#### WORK REQUIRED
Scan the records below. List lines holding "title".

** BEGIN RAW DATA **

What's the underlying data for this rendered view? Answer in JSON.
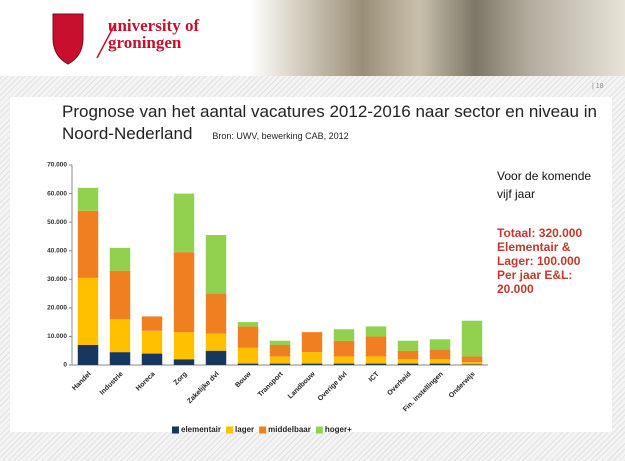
{
  "header": {
    "logo_line1": "university of",
    "logo_line2": "groningen"
  },
  "page_number": "| 18",
  "slide": {
    "title": "Prognose van het aantal vacatures 2012-2016 naar sector en niveau in Noord-Nederland",
    "source": "Bron: UWV, bewerking CAB, 2012"
  },
  "side_text": {
    "intro": "Voor de komende vijf jaar",
    "lines": [
      "Totaal: 320.000",
      "Elementair & Lager: 100.000",
      "Per jaar E&L: 20.000"
    ]
  },
  "chart_data": {
    "type": "stacked_bar",
    "categories": [
      "Handel",
      "Industrie",
      "Horeca",
      "Zorg",
      "Zakelijke dvl",
      "Bouw",
      "Transport",
      "Landbouw",
      "Overige dvl",
      "ICT",
      "Overheid",
      "Fin. instellingen",
      "Onderwijs"
    ],
    "series": [
      {
        "name": "elementair",
        "color": "#17375e",
        "values": [
          7000,
          4500,
          4000,
          2000,
          5000,
          500,
          500,
          500,
          500,
          500,
          500,
          500,
          200
        ]
      },
      {
        "name": "lager",
        "color": "#ffc000",
        "values": [
          23500,
          11500,
          8000,
          9500,
          6000,
          5500,
          2500,
          4000,
          2500,
          2500,
          1500,
          1500,
          800
        ]
      },
      {
        "name": "middelbaar",
        "color": "#f07f21",
        "values": [
          23500,
          17000,
          5000,
          28000,
          14000,
          7500,
          4000,
          7000,
          5500,
          7000,
          3000,
          3500,
          2000
        ]
      },
      {
        "name": "hoger+",
        "color": "#92d050",
        "values": [
          8000,
          8000,
          0,
          20500,
          20500,
          1500,
          1500,
          0,
          4000,
          3500,
          3500,
          3500,
          12500
        ]
      }
    ],
    "ylim": [
      0,
      70000
    ],
    "yticks": [
      0,
      {
        "value": 10000,
        "label": "10.000"
      },
      {
        "value": 20000,
        "label": "20.000"
      },
      {
        "value": 30000,
        "label": "30.000"
      },
      {
        "value": 40000,
        "label": "40.000"
      },
      {
        "value": 50000,
        "label": "50.000"
      },
      {
        "value": 60000,
        "label": "60.000"
      },
      {
        "value": 70000,
        "label": "70.000"
      }
    ],
    "grid": false,
    "legend": "bottom"
  }
}
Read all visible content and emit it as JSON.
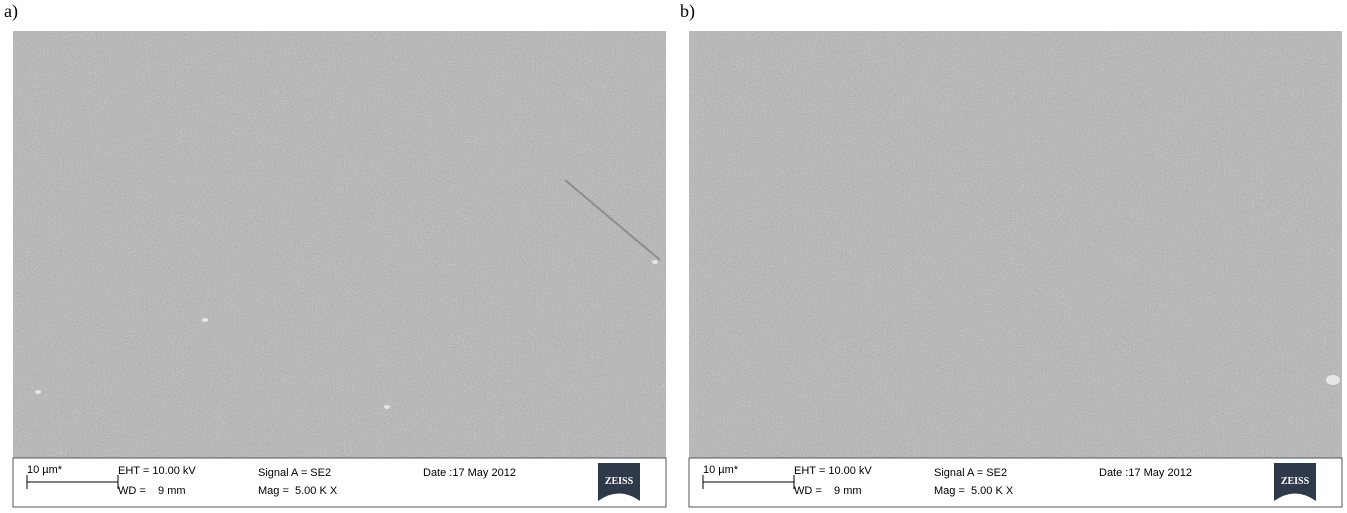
{
  "panels": [
    {
      "label": "a)",
      "scale_bar": "10 µm*",
      "eht": "EHT = 10.00 kV",
      "wd": "WD =    9 mm",
      "signal": "Signal A = SE2",
      "mag": "Mag =  5.00 K X",
      "date": "Date :17 May 2012",
      "logo": "ZEISS"
    },
    {
      "label": "b)",
      "scale_bar": "10 µm*",
      "eht": "EHT = 10.00 kV",
      "wd": "WD =    9 mm",
      "signal": "Signal A = SE2",
      "mag": "Mag =  5.00 K X",
      "date": "Date :17 May 2012",
      "logo": "ZEISS"
    }
  ]
}
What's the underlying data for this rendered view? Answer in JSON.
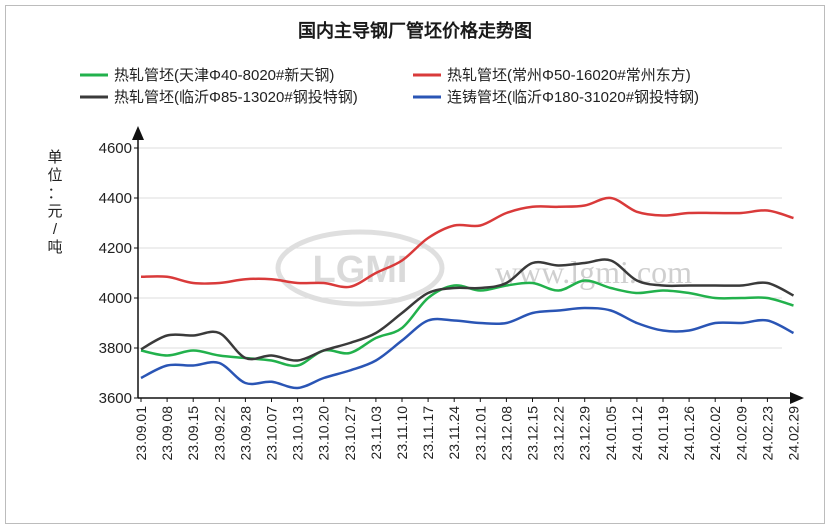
{
  "chart_data": {
    "type": "line",
    "title": "国内主导钢厂管坯价格走势图",
    "ylabel_chars": [
      "单",
      "位",
      "：",
      "元",
      "/",
      "吨"
    ],
    "ylim": [
      3600,
      4600
    ],
    "yticks": [
      "3600",
      "3800",
      "4000",
      "4200",
      "4400",
      "4600"
    ],
    "grid": "horizontal",
    "legend_position": "top",
    "watermark": "www.lgmi.com",
    "logo_text": "LGMI",
    "x": [
      "23.09.01",
      "23.09.08",
      "23.09.15",
      "23.09.22",
      "23.09.28",
      "23.10.07",
      "23.10.13",
      "23.10.20",
      "23.10.27",
      "23.11.03",
      "23.11.10",
      "23.11.17",
      "23.11.24",
      "23.12.01",
      "23.12.08",
      "23.12.15",
      "23.12.22",
      "23.12.29",
      "24.01.05",
      "24.01.12",
      "24.01.19",
      "24.01.26",
      "24.02.02",
      "24.02.09",
      "24.02.23",
      "24.02.29"
    ],
    "series": [
      {
        "name": "热轧管坯(天津Φ40-8020#新天钢)",
        "color": "#22b14c",
        "values": [
          3790,
          3770,
          3790,
          3770,
          3760,
          3750,
          3730,
          3790,
          3780,
          3840,
          3880,
          4000,
          4050,
          4030,
          4050,
          4060,
          4030,
          4070,
          4040,
          4020,
          4030,
          4020,
          4000,
          4000,
          4000,
          3970
        ]
      },
      {
        "name": "热轧管坯(常州Φ50-16020#常州东方)",
        "color": "#d93a3a",
        "values": [
          4085,
          4085,
          4060,
          4060,
          4075,
          4075,
          4060,
          4060,
          4045,
          4100,
          4150,
          4240,
          4290,
          4290,
          4340,
          4365,
          4365,
          4370,
          4400,
          4345,
          4330,
          4340,
          4340,
          4340,
          4350,
          4320
        ]
      },
      {
        "name": "热轧管坯(临沂Φ85-13020#钢投特钢)",
        "color": "#3a3a3a",
        "values": [
          3795,
          3850,
          3850,
          3860,
          3760,
          3770,
          3750,
          3790,
          3820,
          3860,
          3940,
          4020,
          4040,
          4040,
          4060,
          4140,
          4130,
          4140,
          4150,
          4070,
          4050,
          4050,
          4050,
          4050,
          4060,
          4010
        ]
      },
      {
        "name": "连铸管坯(临沂Φ180-31020#钢投特钢)",
        "color": "#2a55b5",
        "values": [
          3680,
          3730,
          3730,
          3740,
          3660,
          3665,
          3640,
          3680,
          3710,
          3750,
          3830,
          3910,
          3910,
          3900,
          3900,
          3940,
          3950,
          3960,
          3950,
          3900,
          3870,
          3870,
          3900,
          3900,
          3910,
          3860
        ]
      }
    ]
  }
}
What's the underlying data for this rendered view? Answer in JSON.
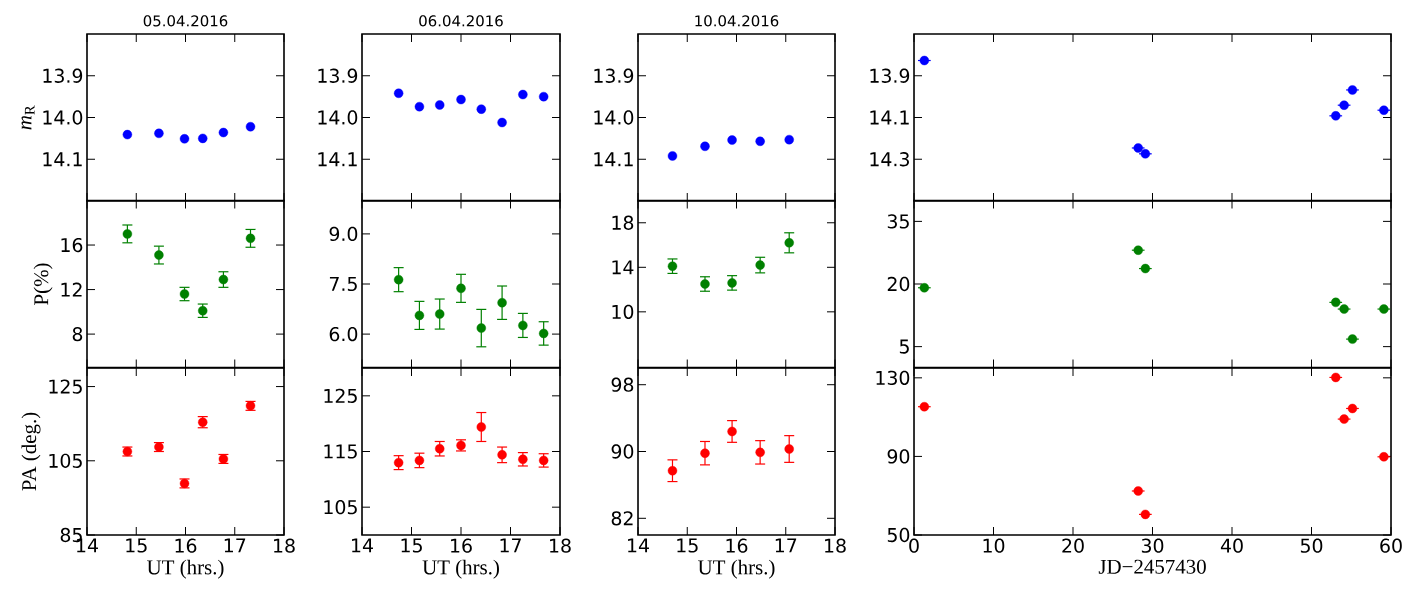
{
  "chart_data": [
    {
      "type": "scatter",
      "title": "05.04.2016",
      "ylabel": "*m*$_{R}$",
      "color": "#0000ff",
      "marker": "circle",
      "tick_labels": "y",
      "x": [
        14.82,
        15.46,
        15.98,
        16.35,
        16.77,
        17.32
      ],
      "values": [
        14.041,
        14.038,
        14.051,
        14.05,
        14.036,
        14.022
      ],
      "xlim": [
        14,
        18
      ],
      "xticks": [
        14,
        15,
        16,
        17,
        18
      ],
      "ylim": [
        14.2,
        13.8
      ],
      "yticks": [
        13.9,
        {
          "value": 14.0,
          "label": "14.0"
        },
        14.1
      ]
    },
    {
      "type": "scatter",
      "title": "06.04.2016",
      "color": "#0000ff",
      "marker": "circle",
      "tick_labels": "y",
      "x": [
        14.74,
        15.16,
        15.57,
        16.0,
        16.41,
        16.83,
        17.25,
        17.67
      ],
      "values": [
        13.942,
        13.974,
        13.97,
        13.957,
        13.98,
        14.012,
        13.945,
        13.95
      ],
      "xlim": [
        14,
        18
      ],
      "xticks": [
        14,
        15,
        16,
        17,
        18
      ],
      "ylim": [
        14.2,
        13.8
      ],
      "yticks": [
        13.9,
        {
          "value": 14.0,
          "label": "14.0"
        },
        14.1
      ]
    },
    {
      "type": "scatter",
      "title": "10.04.2016",
      "color": "#0000ff",
      "marker": "circle",
      "tick_labels": "y",
      "x": [
        14.7,
        15.36,
        15.91,
        16.48,
        17.07
      ],
      "values": [
        14.092,
        14.069,
        14.054,
        14.057,
        14.053
      ],
      "xlim": [
        14,
        18
      ],
      "xticks": [
        14,
        15,
        16,
        17,
        18
      ],
      "ylim": [
        14.2,
        13.8
      ],
      "yticks": [
        13.9,
        {
          "value": 14.0,
          "label": "14.0"
        },
        14.1
      ]
    },
    {
      "type": "scatter",
      "color": "#0000ff",
      "marker": "circle",
      "tick_labels": "y",
      "x": [
        1.3,
        28.2,
        29.1,
        53.05,
        54.1,
        55.15,
        59.1
      ],
      "values": [
        13.827,
        14.246,
        14.274,
        14.092,
        14.041,
        13.968,
        14.065
      ],
      "xerrors": [
        0.8,
        0.8,
        0.8,
        0.8,
        0.8,
        0.8,
        0.8
      ],
      "xlim": [
        0,
        60
      ],
      "xticks": [
        0,
        10,
        20,
        30,
        40,
        50,
        60
      ],
      "ylim": [
        14.5,
        13.7
      ],
      "yticks": [
        13.9,
        14.1,
        14.3
      ]
    },
    {
      "type": "scatter",
      "ylabel": "P(%)",
      "color": "#008000",
      "marker": "circle",
      "tick_labels": "y",
      "x": [
        14.82,
        15.46,
        15.98,
        16.35,
        16.77,
        17.32
      ],
      "values": [
        17.0,
        15.1,
        11.6,
        10.1,
        12.9,
        16.6
      ],
      "errors": [
        0.8,
        0.8,
        0.6,
        0.6,
        0.7,
        0.8
      ],
      "xlim": [
        14,
        18
      ],
      "xticks": [
        14,
        15,
        16,
        17,
        18
      ],
      "ylim": [
        5,
        20
      ],
      "yticks": [
        8,
        12,
        16
      ]
    },
    {
      "type": "scatter",
      "color": "#008000",
      "marker": "circle",
      "tick_labels": "y",
      "x": [
        14.74,
        15.16,
        15.57,
        16.0,
        16.41,
        16.83,
        17.25,
        17.67
      ],
      "values": [
        7.63,
        6.56,
        6.6,
        7.37,
        6.18,
        6.94,
        6.26,
        6.02
      ],
      "errors": [
        0.36,
        0.42,
        0.45,
        0.42,
        0.56,
        0.5,
        0.36,
        0.35
      ],
      "xlim": [
        14,
        18
      ],
      "xticks": [
        14,
        15,
        16,
        17,
        18
      ],
      "ylim": [
        5,
        10
      ],
      "yticks": [
        {
          "value": 6,
          "label": "6.0"
        },
        7.5,
        {
          "value": 9,
          "label": "9.0"
        }
      ]
    },
    {
      "type": "scatter",
      "color": "#008000",
      "marker": "circle",
      "tick_labels": "y",
      "x": [
        14.7,
        15.36,
        15.91,
        16.48,
        17.07
      ],
      "values": [
        14.1,
        12.5,
        12.6,
        14.2,
        16.2
      ],
      "errors": [
        0.65,
        0.65,
        0.65,
        0.7,
        0.9
      ],
      "xlim": [
        14,
        18
      ],
      "xticks": [
        14,
        15,
        16,
        17,
        18
      ],
      "ylim": [
        5,
        20
      ],
      "yticks": [
        10,
        14,
        18
      ]
    },
    {
      "type": "scatter",
      "color": "#008000",
      "marker": "circle",
      "tick_labels": "y",
      "x": [
        1.3,
        28.2,
        29.1,
        53.05,
        54.1,
        55.15,
        59.1
      ],
      "values": [
        19.1,
        28.1,
        23.7,
        15.6,
        14.0,
        6.8,
        14.0
      ],
      "xerrors": [
        0.8,
        0.8,
        0.8,
        0.8,
        0.8,
        0.8,
        0.8
      ],
      "xlim": [
        0,
        60
      ],
      "xticks": [
        0,
        10,
        20,
        30,
        40,
        50,
        60
      ],
      "ylim": [
        0,
        40
      ],
      "yticks": [
        5,
        20,
        35
      ]
    },
    {
      "type": "scatter",
      "ylabel": "PA (deg.)",
      "xlabel": "UT (hrs.)",
      "color": "#ff0000",
      "marker": "circle",
      "x": [
        14.82,
        15.46,
        15.98,
        16.35,
        16.77,
        17.32
      ],
      "values": [
        107.5,
        108.7,
        98.9,
        115.4,
        105.5,
        119.8
      ],
      "errors": [
        1.2,
        1.2,
        1.2,
        1.5,
        1.2,
        1.2
      ],
      "xlim": [
        14,
        18
      ],
      "xticks": [
        14,
        15,
        16,
        17,
        18
      ],
      "ylim": [
        85,
        130
      ],
      "yticks": [
        85,
        105,
        125
      ]
    },
    {
      "type": "scatter",
      "xlabel": "UT (hrs.)",
      "color": "#ff0000",
      "marker": "circle",
      "x": [
        14.74,
        15.16,
        15.57,
        16.0,
        16.41,
        16.83,
        17.25,
        17.67
      ],
      "values": [
        113.0,
        113.4,
        115.5,
        116.1,
        119.4,
        114.4,
        113.6,
        113.4
      ],
      "errors": [
        1.25,
        1.3,
        1.3,
        1.0,
        2.6,
        1.4,
        1.2,
        1.2
      ],
      "xlim": [
        14,
        18
      ],
      "xticks": [
        14,
        15,
        16,
        17,
        18
      ],
      "ylim": [
        100,
        130
      ],
      "yticks": [
        105,
        115,
        125
      ]
    },
    {
      "type": "scatter",
      "xlabel": "UT (hrs.)",
      "color": "#ff0000",
      "marker": "circle",
      "x": [
        14.7,
        15.36,
        15.91,
        16.48,
        17.07
      ],
      "values": [
        87.7,
        89.8,
        92.4,
        89.9,
        90.3
      ],
      "errors": [
        1.3,
        1.4,
        1.3,
        1.4,
        1.6
      ],
      "xlim": [
        14,
        18
      ],
      "xticks": [
        14,
        15,
        16,
        17,
        18
      ],
      "ylim": [
        80,
        100
      ],
      "yticks": [
        82,
        90,
        98
      ]
    },
    {
      "type": "scatter",
      "xlabel": "JD−2457430",
      "color": "#ff0000",
      "marker": "circle",
      "x": [
        1.3,
        28.2,
        29.1,
        53.05,
        54.1,
        55.15,
        59.1
      ],
      "values": [
        115.3,
        72.4,
        60.5,
        130.2,
        109.0,
        114.4,
        89.8
      ],
      "xerrors": [
        0.8,
        0.8,
        0.8,
        0.8,
        0.8,
        0.8,
        0.8
      ],
      "xlim": [
        0,
        60
      ],
      "xticks": [
        0,
        10,
        20,
        30,
        40,
        50,
        60
      ],
      "ylim": [
        50,
        135
      ],
      "yticks": [
        50,
        90,
        130
      ]
    }
  ]
}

** END RAW DATA **

#### SOLVED PROBLEM
    "title": "Prognose van het aantal vacatures 2012-2016 naar sector en niveau in Noord-Nederland",
    "title": "国内主导钢厂管坯价格走势图",
      "title": "05.04.2016",
      "title": "06.04.2016",
      "title": "10.04.2016",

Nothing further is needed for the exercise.